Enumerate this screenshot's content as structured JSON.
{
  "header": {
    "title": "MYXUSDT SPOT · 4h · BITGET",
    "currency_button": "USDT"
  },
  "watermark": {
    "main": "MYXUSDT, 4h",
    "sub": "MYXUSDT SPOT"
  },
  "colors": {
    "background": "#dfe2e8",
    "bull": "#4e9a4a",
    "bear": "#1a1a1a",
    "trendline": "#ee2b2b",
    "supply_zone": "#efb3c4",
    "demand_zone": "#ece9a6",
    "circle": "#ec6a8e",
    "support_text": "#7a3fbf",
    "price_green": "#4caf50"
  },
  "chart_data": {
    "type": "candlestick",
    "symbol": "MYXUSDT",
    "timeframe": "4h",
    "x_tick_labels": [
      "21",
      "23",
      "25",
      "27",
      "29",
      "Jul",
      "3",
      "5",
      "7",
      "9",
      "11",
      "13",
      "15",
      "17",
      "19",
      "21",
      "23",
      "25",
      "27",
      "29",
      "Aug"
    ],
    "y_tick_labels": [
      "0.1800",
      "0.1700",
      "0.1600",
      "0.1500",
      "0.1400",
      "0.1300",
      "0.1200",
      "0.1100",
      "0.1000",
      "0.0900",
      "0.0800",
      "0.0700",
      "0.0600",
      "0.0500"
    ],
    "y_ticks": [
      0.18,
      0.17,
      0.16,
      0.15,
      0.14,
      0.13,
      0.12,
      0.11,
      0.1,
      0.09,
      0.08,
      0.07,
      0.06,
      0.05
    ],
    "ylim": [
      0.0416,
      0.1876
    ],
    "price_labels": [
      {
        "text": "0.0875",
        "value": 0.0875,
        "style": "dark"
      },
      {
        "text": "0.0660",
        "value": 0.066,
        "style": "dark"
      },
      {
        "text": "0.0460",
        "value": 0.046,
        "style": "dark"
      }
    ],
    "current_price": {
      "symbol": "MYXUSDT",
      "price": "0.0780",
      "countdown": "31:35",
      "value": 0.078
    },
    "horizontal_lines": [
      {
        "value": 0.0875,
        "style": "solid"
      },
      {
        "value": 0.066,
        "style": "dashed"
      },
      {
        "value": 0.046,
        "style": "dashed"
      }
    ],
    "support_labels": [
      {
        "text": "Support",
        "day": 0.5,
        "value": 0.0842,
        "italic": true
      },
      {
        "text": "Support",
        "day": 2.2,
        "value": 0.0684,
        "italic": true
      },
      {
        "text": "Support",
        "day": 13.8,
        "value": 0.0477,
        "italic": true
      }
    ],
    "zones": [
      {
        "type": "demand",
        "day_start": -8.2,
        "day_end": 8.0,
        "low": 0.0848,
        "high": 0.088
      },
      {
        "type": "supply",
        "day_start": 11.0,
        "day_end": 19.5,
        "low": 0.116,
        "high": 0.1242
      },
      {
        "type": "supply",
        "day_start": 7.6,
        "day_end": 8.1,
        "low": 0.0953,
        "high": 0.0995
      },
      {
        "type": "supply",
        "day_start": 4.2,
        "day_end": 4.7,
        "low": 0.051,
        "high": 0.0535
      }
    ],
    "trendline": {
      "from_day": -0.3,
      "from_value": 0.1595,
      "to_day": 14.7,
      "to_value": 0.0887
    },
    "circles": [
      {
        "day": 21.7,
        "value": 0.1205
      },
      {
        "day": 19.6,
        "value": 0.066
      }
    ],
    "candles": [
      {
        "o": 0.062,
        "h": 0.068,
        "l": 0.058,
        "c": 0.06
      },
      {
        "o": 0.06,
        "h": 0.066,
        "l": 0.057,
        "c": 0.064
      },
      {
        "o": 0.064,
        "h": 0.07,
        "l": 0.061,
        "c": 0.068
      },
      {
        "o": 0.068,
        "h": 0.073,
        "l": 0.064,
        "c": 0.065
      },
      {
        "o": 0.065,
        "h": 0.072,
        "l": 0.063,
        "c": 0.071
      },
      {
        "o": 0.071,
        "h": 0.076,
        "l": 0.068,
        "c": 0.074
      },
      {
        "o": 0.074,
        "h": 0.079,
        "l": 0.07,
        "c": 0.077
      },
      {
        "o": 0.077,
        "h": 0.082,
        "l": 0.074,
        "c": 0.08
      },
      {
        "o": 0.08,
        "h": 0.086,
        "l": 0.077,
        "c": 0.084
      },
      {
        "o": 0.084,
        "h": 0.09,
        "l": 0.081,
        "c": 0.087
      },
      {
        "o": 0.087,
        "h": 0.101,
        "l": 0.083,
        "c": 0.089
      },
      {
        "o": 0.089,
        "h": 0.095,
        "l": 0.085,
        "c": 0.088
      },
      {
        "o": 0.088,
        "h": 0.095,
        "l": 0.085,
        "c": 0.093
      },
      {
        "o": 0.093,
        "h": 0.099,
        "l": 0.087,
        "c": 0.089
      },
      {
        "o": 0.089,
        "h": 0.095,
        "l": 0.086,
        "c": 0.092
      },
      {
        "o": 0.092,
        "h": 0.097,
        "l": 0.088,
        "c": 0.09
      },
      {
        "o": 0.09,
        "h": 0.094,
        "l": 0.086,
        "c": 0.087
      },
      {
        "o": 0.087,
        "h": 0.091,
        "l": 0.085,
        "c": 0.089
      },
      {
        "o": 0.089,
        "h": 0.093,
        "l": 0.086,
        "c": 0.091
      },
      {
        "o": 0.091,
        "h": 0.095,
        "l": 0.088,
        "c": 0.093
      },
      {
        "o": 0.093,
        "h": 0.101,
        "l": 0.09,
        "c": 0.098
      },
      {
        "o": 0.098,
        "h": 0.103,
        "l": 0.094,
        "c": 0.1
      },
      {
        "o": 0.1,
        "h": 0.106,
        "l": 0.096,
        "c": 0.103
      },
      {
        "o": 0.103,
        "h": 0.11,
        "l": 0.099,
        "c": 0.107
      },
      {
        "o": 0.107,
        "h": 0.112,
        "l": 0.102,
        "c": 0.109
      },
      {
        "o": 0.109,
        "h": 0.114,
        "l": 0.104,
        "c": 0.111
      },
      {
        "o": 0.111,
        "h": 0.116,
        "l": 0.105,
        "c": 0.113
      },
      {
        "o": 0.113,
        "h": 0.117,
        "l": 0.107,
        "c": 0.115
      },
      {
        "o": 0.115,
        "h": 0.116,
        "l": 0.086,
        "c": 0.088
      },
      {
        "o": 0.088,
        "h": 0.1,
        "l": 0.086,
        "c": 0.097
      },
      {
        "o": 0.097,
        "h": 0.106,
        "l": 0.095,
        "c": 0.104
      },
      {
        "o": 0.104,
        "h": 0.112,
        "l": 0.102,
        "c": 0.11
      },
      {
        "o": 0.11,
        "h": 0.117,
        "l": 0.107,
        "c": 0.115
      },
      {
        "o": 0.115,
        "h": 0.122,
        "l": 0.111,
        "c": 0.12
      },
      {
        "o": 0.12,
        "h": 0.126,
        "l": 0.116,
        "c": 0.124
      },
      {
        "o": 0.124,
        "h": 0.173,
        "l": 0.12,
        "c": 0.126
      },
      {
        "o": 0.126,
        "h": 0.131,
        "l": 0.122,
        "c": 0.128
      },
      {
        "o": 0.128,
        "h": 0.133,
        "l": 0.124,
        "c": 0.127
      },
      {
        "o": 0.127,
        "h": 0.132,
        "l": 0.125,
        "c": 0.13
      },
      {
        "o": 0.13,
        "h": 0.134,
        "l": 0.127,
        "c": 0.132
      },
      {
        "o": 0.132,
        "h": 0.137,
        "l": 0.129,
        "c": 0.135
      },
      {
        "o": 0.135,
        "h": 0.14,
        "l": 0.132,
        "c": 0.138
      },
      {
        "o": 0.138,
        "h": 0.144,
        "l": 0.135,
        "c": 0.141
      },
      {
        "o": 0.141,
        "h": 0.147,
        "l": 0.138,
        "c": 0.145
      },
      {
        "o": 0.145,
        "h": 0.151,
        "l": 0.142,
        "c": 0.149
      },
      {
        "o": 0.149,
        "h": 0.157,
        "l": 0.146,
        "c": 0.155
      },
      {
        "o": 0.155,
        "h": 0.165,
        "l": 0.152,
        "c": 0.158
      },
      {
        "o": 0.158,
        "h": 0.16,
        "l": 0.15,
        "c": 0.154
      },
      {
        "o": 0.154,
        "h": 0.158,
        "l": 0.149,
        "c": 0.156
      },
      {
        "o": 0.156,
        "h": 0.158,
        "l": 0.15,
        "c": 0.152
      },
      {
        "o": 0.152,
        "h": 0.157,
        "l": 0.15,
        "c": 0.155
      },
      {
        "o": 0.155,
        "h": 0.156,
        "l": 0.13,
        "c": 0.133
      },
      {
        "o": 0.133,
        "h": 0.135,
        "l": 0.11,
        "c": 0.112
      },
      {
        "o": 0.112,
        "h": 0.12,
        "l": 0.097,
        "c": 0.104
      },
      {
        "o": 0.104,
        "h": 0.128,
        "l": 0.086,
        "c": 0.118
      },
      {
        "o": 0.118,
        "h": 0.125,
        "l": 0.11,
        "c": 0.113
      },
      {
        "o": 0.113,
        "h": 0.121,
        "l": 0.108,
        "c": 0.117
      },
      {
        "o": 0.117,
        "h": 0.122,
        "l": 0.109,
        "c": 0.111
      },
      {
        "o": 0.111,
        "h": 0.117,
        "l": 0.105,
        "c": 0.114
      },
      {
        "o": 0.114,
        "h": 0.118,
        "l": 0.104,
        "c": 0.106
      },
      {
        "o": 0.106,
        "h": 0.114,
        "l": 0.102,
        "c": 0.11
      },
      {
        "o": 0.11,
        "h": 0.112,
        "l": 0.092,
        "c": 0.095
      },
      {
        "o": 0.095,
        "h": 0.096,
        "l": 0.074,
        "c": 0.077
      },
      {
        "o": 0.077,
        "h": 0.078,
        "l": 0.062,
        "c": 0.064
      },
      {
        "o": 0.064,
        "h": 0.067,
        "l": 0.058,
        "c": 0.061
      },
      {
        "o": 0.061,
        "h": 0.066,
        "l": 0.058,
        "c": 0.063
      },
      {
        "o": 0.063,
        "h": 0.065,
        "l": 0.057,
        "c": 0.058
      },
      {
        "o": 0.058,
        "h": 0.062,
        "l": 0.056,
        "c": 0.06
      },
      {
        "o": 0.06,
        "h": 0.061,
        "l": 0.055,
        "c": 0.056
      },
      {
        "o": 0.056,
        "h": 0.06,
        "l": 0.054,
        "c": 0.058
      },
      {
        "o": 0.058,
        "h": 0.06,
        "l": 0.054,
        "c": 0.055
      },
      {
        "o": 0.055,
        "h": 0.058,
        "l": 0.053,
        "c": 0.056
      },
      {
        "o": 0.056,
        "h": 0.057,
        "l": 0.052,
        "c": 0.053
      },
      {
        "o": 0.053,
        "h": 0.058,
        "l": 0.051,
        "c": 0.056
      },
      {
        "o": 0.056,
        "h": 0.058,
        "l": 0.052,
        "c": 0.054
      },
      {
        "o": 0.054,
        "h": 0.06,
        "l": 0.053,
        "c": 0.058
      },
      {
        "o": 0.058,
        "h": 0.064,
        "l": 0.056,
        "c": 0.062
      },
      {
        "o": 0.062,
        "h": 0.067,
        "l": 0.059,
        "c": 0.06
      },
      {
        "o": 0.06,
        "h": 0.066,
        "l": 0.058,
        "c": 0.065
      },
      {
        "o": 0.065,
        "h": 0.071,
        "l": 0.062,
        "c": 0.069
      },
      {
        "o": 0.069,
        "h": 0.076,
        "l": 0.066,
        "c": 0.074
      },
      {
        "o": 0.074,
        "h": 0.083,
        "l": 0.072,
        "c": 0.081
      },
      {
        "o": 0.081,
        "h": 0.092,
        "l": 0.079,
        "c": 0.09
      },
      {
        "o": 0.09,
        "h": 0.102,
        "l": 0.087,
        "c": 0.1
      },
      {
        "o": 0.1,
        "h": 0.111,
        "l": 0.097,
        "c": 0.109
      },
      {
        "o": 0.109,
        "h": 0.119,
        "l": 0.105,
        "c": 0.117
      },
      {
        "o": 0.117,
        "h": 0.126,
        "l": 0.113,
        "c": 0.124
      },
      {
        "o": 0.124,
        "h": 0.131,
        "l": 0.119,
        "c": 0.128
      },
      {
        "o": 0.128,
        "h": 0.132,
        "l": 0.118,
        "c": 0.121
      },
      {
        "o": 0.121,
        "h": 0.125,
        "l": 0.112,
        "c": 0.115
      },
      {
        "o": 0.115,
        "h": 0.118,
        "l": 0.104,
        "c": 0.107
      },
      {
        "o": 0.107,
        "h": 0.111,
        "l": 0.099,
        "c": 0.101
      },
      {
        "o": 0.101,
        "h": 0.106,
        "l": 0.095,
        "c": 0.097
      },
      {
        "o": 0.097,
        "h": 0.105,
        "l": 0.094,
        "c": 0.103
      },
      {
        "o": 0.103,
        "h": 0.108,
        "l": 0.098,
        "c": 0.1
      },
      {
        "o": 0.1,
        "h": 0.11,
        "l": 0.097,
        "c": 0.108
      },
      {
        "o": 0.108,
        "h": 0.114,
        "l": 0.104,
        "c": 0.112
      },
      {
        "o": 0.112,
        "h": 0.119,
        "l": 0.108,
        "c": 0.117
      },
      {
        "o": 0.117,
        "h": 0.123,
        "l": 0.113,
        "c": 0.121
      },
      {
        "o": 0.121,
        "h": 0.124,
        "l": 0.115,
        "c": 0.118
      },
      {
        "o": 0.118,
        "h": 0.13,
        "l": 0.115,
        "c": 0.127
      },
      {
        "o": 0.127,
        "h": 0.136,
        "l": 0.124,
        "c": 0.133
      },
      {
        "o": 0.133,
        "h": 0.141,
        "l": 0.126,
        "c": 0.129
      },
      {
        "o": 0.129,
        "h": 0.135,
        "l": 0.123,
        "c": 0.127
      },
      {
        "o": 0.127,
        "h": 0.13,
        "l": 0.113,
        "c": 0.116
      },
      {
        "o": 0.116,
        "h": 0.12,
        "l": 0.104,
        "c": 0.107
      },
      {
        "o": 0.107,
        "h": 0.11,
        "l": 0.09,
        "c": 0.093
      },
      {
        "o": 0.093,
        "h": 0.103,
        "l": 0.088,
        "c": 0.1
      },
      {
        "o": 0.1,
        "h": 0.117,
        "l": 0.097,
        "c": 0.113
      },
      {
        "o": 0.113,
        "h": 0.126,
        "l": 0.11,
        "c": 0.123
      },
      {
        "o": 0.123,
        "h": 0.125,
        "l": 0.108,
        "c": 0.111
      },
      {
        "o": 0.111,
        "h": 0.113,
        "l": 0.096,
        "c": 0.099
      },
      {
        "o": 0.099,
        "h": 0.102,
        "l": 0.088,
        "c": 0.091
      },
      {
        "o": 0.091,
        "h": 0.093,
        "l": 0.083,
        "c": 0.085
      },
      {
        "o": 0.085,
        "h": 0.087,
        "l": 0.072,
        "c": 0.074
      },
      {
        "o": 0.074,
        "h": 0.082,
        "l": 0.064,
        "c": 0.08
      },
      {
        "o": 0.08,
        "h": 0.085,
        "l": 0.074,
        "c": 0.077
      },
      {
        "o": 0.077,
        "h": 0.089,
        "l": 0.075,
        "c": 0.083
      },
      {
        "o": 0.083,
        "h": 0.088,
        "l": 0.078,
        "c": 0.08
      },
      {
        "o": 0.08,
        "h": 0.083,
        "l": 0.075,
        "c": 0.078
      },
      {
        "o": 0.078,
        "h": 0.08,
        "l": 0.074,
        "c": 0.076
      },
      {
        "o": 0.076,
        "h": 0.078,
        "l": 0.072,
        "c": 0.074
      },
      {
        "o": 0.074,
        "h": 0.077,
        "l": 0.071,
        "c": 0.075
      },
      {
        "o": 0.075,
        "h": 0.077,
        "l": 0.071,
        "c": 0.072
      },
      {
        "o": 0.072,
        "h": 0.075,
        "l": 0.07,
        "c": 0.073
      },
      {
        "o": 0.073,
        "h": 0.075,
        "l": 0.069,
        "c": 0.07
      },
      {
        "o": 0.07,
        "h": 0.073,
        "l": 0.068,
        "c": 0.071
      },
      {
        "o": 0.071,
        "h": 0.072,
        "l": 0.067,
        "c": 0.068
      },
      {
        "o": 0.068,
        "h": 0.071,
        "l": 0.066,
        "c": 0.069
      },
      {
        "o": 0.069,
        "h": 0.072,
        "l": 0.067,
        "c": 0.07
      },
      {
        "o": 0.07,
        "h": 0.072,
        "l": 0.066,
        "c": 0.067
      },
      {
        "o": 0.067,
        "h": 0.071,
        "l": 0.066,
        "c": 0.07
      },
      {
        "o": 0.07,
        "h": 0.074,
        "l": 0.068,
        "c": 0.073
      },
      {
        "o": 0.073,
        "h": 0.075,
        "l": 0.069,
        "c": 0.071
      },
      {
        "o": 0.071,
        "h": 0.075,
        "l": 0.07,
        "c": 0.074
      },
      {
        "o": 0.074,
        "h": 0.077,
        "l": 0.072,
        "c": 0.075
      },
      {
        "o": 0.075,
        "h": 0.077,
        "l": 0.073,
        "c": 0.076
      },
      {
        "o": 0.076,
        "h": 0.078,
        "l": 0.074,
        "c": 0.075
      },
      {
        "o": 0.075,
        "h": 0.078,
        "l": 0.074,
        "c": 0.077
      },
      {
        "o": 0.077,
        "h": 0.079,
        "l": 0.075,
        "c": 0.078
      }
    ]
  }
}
•••
To be done
Go through the records and copy each line with "SPOT" in it.

Exercise result
    "title": "MYXUSDT SPOT · 4h · BITGET",
    "sub": "MYXUSDT SPOT"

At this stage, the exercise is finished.